§ Short exercise
From the entries that follow, gather each line holding the word "Elmore".

(Figure record listings)
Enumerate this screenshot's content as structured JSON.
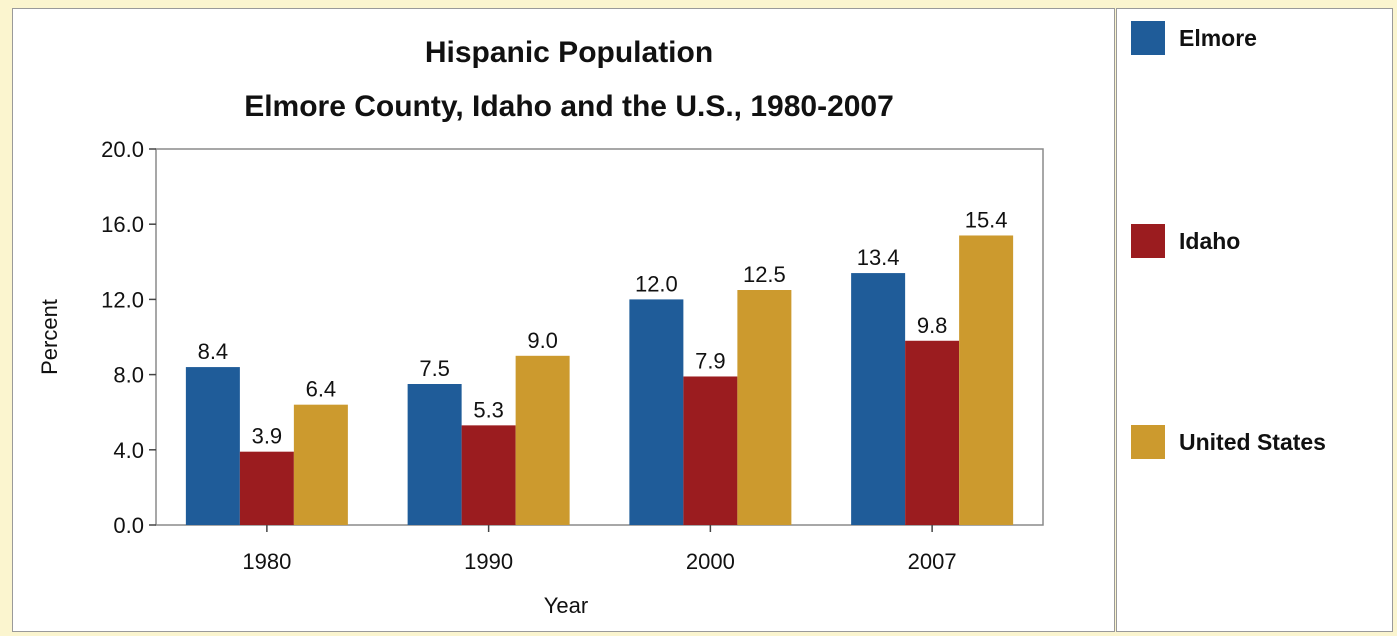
{
  "chart_data": {
    "type": "bar",
    "title": "Hispanic Population",
    "subtitle": "Elmore County, Idaho and the U.S., 1980-2007",
    "xlabel": "Year",
    "ylabel": "Percent",
    "ylim": [
      0,
      20
    ],
    "yticks": [
      "0.0",
      "4.0",
      "8.0",
      "12.0",
      "16.0",
      "20.0"
    ],
    "categories": [
      "1980",
      "1990",
      "2000",
      "2007"
    ],
    "series": [
      {
        "name": "Elmore",
        "color": "#1f5c99",
        "values": [
          8.4,
          7.5,
          12.0,
          13.4
        ],
        "labels": [
          "8.4",
          "7.5",
          "12.0",
          "13.4"
        ]
      },
      {
        "name": "Idaho",
        "color": "#9b1c1f",
        "values": [
          3.9,
          5.3,
          7.9,
          9.8
        ],
        "labels": [
          "3.9",
          "5.3",
          "7.9",
          "9.8"
        ]
      },
      {
        "name": "United States",
        "color": "#cc9a2e",
        "values": [
          6.4,
          9.0,
          12.5,
          15.4
        ],
        "labels": [
          "6.4",
          "9.0",
          "12.5",
          "15.4"
        ]
      }
    ],
    "grid": false,
    "legend_position": "right"
  }
}
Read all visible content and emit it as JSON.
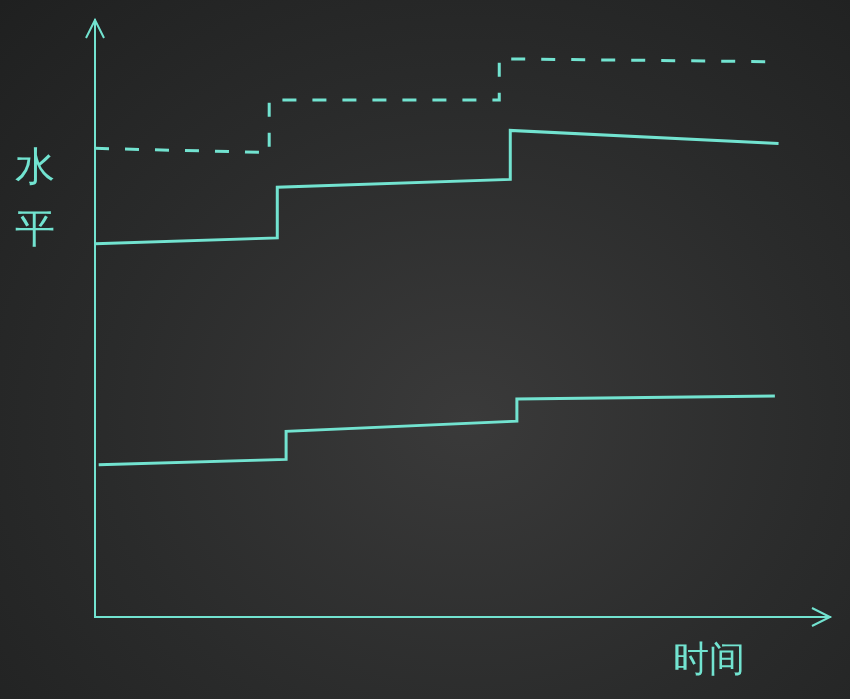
{
  "chart_data": {
    "type": "line",
    "x_label": "时间",
    "y_label": "水平",
    "xlim": [
      0,
      100
    ],
    "ylim": [
      0,
      100
    ],
    "grid": false,
    "tick_labels": false,
    "color": "#72e3d0",
    "series": [
      {
        "line_style": "dashed",
        "x": [
          0,
          23.7,
          23.7,
          55,
          55,
          93
        ],
        "values": [
          78.5,
          77.8,
          86.6,
          86.6,
          93.5,
          93.0
        ]
      },
      {
        "line_style": "solid",
        "x": [
          0,
          24.8,
          24.8,
          56.5,
          56.5,
          93
        ],
        "values": [
          62.5,
          63.5,
          72.0,
          73.3,
          81.5,
          79.3
        ]
      },
      {
        "line_style": "solid",
        "x": [
          0.5,
          26,
          26,
          57.4,
          57.4,
          92.5
        ],
        "values": [
          25.5,
          26.4,
          31.1,
          32.8,
          36.5,
          37.0
        ]
      }
    ]
  }
}
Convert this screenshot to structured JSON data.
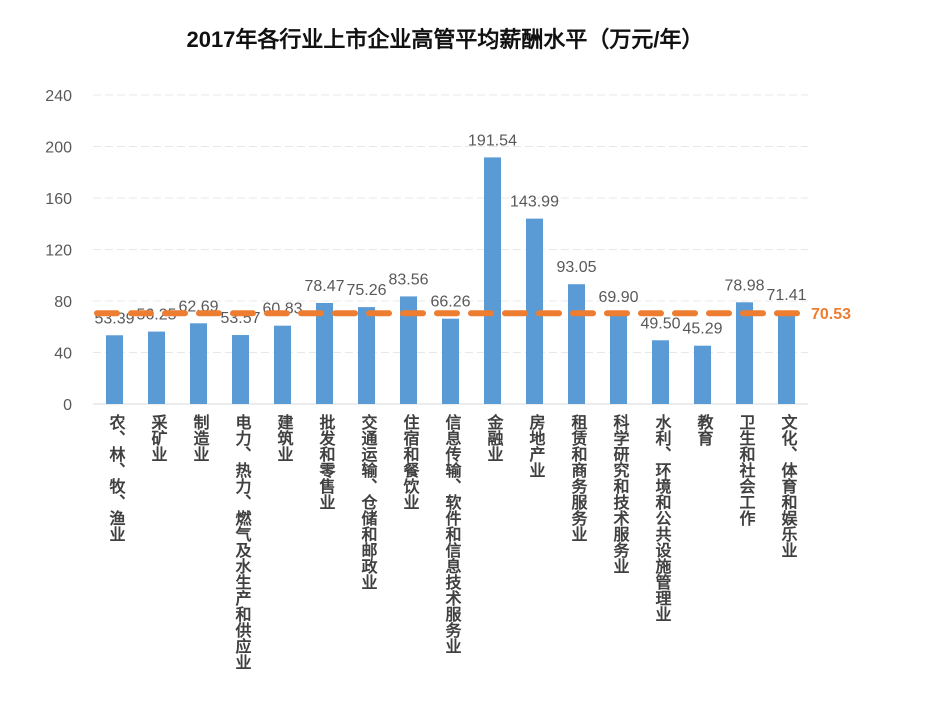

§ Result of the exercise
    "subtitle": "Elmore County, Idaho and the U.S., 1980-2007",
        "name": "Elmore",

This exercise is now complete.